**Extracted material:**

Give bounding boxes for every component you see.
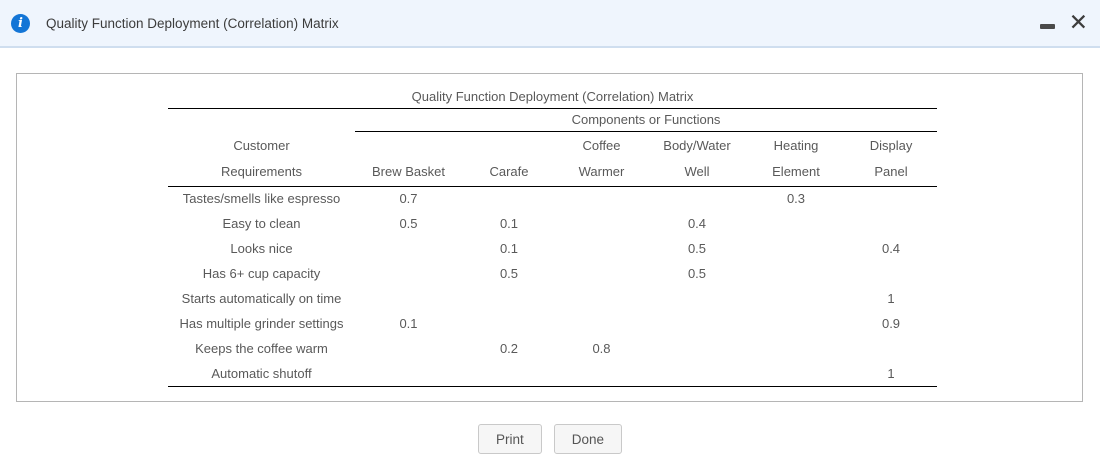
matrix-cell — [462, 361, 556, 387]
matrix-cell — [647, 286, 747, 311]
row-label: Starts automatically on time — [181, 291, 342, 306]
matrix-cell — [462, 311, 556, 336]
matrix-cell: 0.9 — [881, 316, 901, 331]
row-label: Tastes/smells like espresso — [182, 191, 341, 207]
print-button[interactable]: Print — [477, 424, 542, 454]
matrix-cell — [355, 236, 462, 261]
table-title: Quality Function Deployment (Correlation… — [168, 85, 938, 109]
done-button[interactable]: Done — [553, 424, 623, 454]
group-header: Components or Functions — [355, 108, 938, 132]
close-icon[interactable]: ✕ — [1068, 9, 1088, 36]
matrix-cell: 0.3 — [786, 191, 806, 207]
matrix-cell — [556, 211, 647, 236]
column-header: Warmer — [556, 157, 647, 187]
table-row: Starts automatically on time 1 — [168, 286, 937, 311]
row-header-line1: Customer — [233, 138, 290, 153]
matrix-cell — [556, 361, 647, 387]
matrix-cell — [355, 286, 462, 311]
matrix-cell: 0.1 — [399, 316, 418, 331]
matrix-cell — [355, 261, 462, 286]
row-header-line2: Requirements — [168, 157, 355, 187]
column-header: Coffee — [582, 138, 621, 154]
matrix-cell — [747, 236, 845, 261]
table-row: Has multiple grinder settings 0.1 0.9 — [168, 311, 937, 336]
column-header: Carafe — [462, 157, 556, 187]
column-header: Heating — [773, 138, 819, 154]
column-header: Body/Water — [663, 138, 731, 154]
matrix-cell — [747, 211, 845, 236]
matrix-cell: 0.2 — [499, 341, 519, 356]
matrix-cell — [355, 361, 462, 387]
table-row: Looks nice 0.1 0.5 0.4 — [168, 236, 937, 261]
table-row: Keeps the coffee warm 0.2 0.8 — [168, 336, 937, 361]
matrix-cell: 0.8 — [592, 341, 611, 356]
column-header: Display — [869, 138, 913, 154]
matrix-cell: 0.5 — [399, 216, 418, 231]
row-label: Easy to clean — [222, 216, 301, 231]
matrix-cell — [647, 336, 747, 361]
column-header — [355, 131, 462, 157]
matrix-cell — [556, 261, 647, 286]
matrix-cell — [845, 186, 937, 211]
matrix-cell — [747, 311, 845, 336]
row-label: Has multiple grinder settings — [179, 316, 344, 331]
matrix-cell — [462, 286, 556, 311]
dialog-titlebar: i Quality Function Deployment (Correlati… — [0, 0, 1100, 48]
group-header-spacer — [168, 108, 355, 131]
matrix-cell — [747, 361, 845, 387]
column-header: Well — [647, 157, 747, 187]
matrix-panel: Quality Function Deployment (Correlation… — [16, 73, 1083, 402]
matrix-cell: 0.4 — [881, 241, 901, 256]
matrix-cell — [747, 286, 845, 311]
row-label: Looks nice — [230, 241, 293, 256]
matrix-cell — [462, 186, 556, 211]
column-header — [462, 131, 556, 157]
matrix-cell — [647, 361, 747, 387]
matrix-cell: 1 — [845, 361, 938, 387]
matrix-cell: 0.5 — [499, 266, 519, 281]
matrix-cell: 0.5 — [687, 266, 707, 281]
table-row: Has 6+ cup capacity 0.5 0.5 — [168, 261, 937, 286]
table-row: Automatic shutoff 1 — [168, 361, 938, 387]
minimize-icon[interactable] — [1039, 24, 1055, 29]
matrix-cell — [556, 186, 647, 211]
window-controls: ✕ — [1039, 9, 1088, 36]
matrix-cell — [647, 311, 747, 336]
row-label: Keeps the coffee warm — [195, 341, 328, 356]
matrix-cell — [845, 261, 937, 286]
row-label: Has 6+ cup capacity — [202, 266, 321, 281]
matrix-cell: 0.5 — [687, 241, 707, 256]
table-title-row: Quality Function Deployment (Correlation… — [168, 85, 938, 109]
table-row: Easy to clean 0.5 0.1 0.4 — [168, 211, 937, 236]
matrix-cell — [647, 186, 747, 211]
footer-button-bar: Print Done — [0, 424, 1100, 454]
matrix-cell: 0.1 — [499, 216, 519, 231]
column-header: Panel — [845, 157, 938, 187]
info-icon: i — [11, 13, 30, 33]
table-row: Tastes/smells like espresso 0.7 0.3 — [168, 186, 937, 211]
matrix-cell — [747, 336, 845, 361]
matrix-body: Tastes/smells like espresso 0.7 0.3 Easy to… — [168, 186, 938, 387]
row-label: Automatic shutoff — [168, 361, 355, 387]
dialog-title: Quality Function Deployment (Correlation… — [46, 15, 339, 31]
column-header-row-1: Customer Coffee Body/Water Heating Displ… — [168, 131, 937, 157]
matrix-cell: 1 — [887, 291, 895, 306]
column-header: Element — [747, 157, 845, 187]
matrix-cell — [556, 311, 647, 336]
column-header: Brew Basket — [355, 157, 462, 187]
matrix-cell — [556, 236, 647, 261]
column-header-row-2: Requirements Brew Basket Carafe Warmer W… — [168, 157, 938, 187]
matrix-cell — [556, 286, 647, 311]
matrix-cell: 0.1 — [499, 241, 519, 256]
matrix-cell — [355, 336, 462, 361]
group-header-row: Components or Functions — [168, 108, 938, 132]
matrix-cell: 0.4 — [687, 216, 707, 231]
qfd-matrix-table: Quality Function Deployment (Correlation… — [168, 85, 938, 387]
matrix-cell — [845, 336, 937, 361]
matrix-cell — [747, 261, 845, 286]
matrix-cell: 0.7 — [399, 191, 418, 207]
matrix-cell — [845, 211, 937, 236]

**Stated problem:** Copy every line of the records above word for word, omitting the pictures.

**Output:**
Give bounding boxes for every component you see.
matrix-cell — [462, 361, 556, 387]
matrix-cell — [647, 286, 747, 311]
row-label: Starts automatically on time — [181, 291, 342, 306]
matrix-cell — [462, 311, 556, 336]
matrix-cell: 0.9 — [881, 316, 901, 331]
row-label: Tastes/smells like espresso — [182, 191, 341, 207]
print-button[interactable]: Print — [477, 424, 542, 454]
matrix-cell — [355, 236, 462, 261]
table-title: Quality Function Deployment (Correlation… — [168, 85, 938, 109]
done-button[interactable]: Done — [553, 424, 623, 454]
group-header: Components or Functions — [355, 108, 938, 132]
close-icon[interactable]: ✕ — [1068, 9, 1088, 36]
matrix-cell: 0.3 — [786, 191, 806, 207]
matrix-cell — [556, 211, 647, 236]
column-header: Warmer — [556, 157, 647, 187]
table-row: Starts automatically on time 1 — [168, 286, 937, 311]
row-header-line1: Customer — [233, 138, 290, 153]
matrix-cell — [556, 361, 647, 387]
matrix-cell — [355, 286, 462, 311]
matrix-cell: 0.1 — [399, 316, 418, 331]
matrix-cell — [355, 261, 462, 286]
row-header-line2: Requirements — [168, 157, 355, 187]
column-header: Coffee — [582, 138, 621, 154]
matrix-cell — [747, 236, 845, 261]
table-row: Has multiple grinder settings 0.1 0.9 — [168, 311, 937, 336]
column-header: Carafe — [462, 157, 556, 187]
column-header: Heating — [773, 138, 819, 154]
column-header: Body/Water — [663, 138, 731, 154]
matrix-cell — [747, 211, 845, 236]
matrix-cell: 0.2 — [499, 341, 519, 356]
matrix-cell — [355, 361, 462, 387]
table-row: Looks nice 0.1 0.5 0.4 — [168, 236, 937, 261]
table-row: Keeps the coffee warm 0.2 0.8 — [168, 336, 937, 361]
matrix-cell: 0.8 — [592, 341, 611, 356]
column-header: Display — [869, 138, 913, 154]
matrix-cell: 0.5 — [399, 216, 418, 231]
row-label: Easy to clean — [222, 216, 301, 231]
matrix-cell — [647, 336, 747, 361]
column-header — [355, 131, 462, 157]
matrix-cell — [556, 261, 647, 286]
matrix-cell — [845, 186, 937, 211]
matrix-cell — [747, 311, 845, 336]
row-label: Has multiple grinder settings — [179, 316, 344, 331]
matrix-cell — [462, 286, 556, 311]
dialog-titlebar: i Quality Function Deployment (Correlati… — [0, 0, 1100, 48]
group-header-spacer — [168, 108, 355, 131]
matrix-cell — [747, 361, 845, 387]
column-header: Well — [647, 157, 747, 187]
matrix-panel: Quality Function Deployment (Correlation… — [16, 73, 1083, 402]
matrix-cell: 0.4 — [881, 241, 901, 256]
matrix-cell — [747, 286, 845, 311]
row-label: Looks nice — [230, 241, 293, 256]
matrix-cell — [462, 186, 556, 211]
column-header — [462, 131, 556, 157]
matrix-cell — [647, 361, 747, 387]
matrix-cell: 1 — [845, 361, 938, 387]
matrix-cell: 0.5 — [499, 266, 519, 281]
matrix-cell: 0.5 — [687, 266, 707, 281]
table-row: Has 6+ cup capacity 0.5 0.5 — [168, 261, 937, 286]
table-row: Automatic shutoff 1 — [168, 361, 938, 387]
minimize-icon[interactable] — [1039, 24, 1055, 29]
matrix-cell — [556, 186, 647, 211]
window-controls: ✕ — [1039, 9, 1088, 36]
matrix-cell — [647, 311, 747, 336]
row-label: Keeps the coffee warm — [195, 341, 328, 356]
matrix-cell — [845, 261, 937, 286]
row-label: Has 6+ cup capacity — [202, 266, 321, 281]
matrix-cell: 0.5 — [687, 241, 707, 256]
table-title-row: Quality Function Deployment (Correlation… — [168, 85, 938, 109]
table-row: Easy to clean 0.5 0.1 0.4 — [168, 211, 937, 236]
matrix-cell — [647, 186, 747, 211]
footer-button-bar: Print Done — [0, 424, 1100, 454]
matrix-cell: 0.1 — [499, 216, 519, 231]
column-header: Panel — [845, 157, 938, 187]
info-icon: i — [11, 13, 30, 33]
table-row: Tastes/smells like espresso 0.7 0.3 — [168, 186, 937, 211]
matrix-cell — [747, 336, 845, 361]
matrix-body: Tastes/smells like espresso 0.7 0.3 Easy to… — [168, 186, 938, 387]
row-label: Automatic shutoff — [168, 361, 355, 387]
dialog-title: Quality Function Deployment (Correlation… — [46, 15, 339, 31]
column-header-row-1: Customer Coffee Body/Water Heating Displ… — [168, 131, 937, 157]
matrix-cell: 1 — [887, 291, 895, 306]
column-header: Element — [747, 157, 845, 187]
matrix-cell — [556, 311, 647, 336]
column-header: Brew Basket — [355, 157, 462, 187]
matrix-cell — [556, 236, 647, 261]
column-header-row-2: Requirements Brew Basket Carafe Warmer W… — [168, 157, 938, 187]
matrix-cell — [556, 286, 647, 311]
matrix-cell: 0.1 — [499, 241, 519, 256]
matrix-cell — [355, 336, 462, 361]
group-header-row: Components or Functions — [168, 108, 938, 132]
matrix-cell: 0.4 — [687, 216, 707, 231]
qfd-matrix-table: Quality Function Deployment (Correlation… — [168, 85, 938, 387]
matrix-cell — [845, 336, 937, 361]
matrix-cell — [747, 261, 845, 286]
matrix-cell: 0.7 — [399, 191, 418, 207]
matrix-cell — [845, 211, 937, 236]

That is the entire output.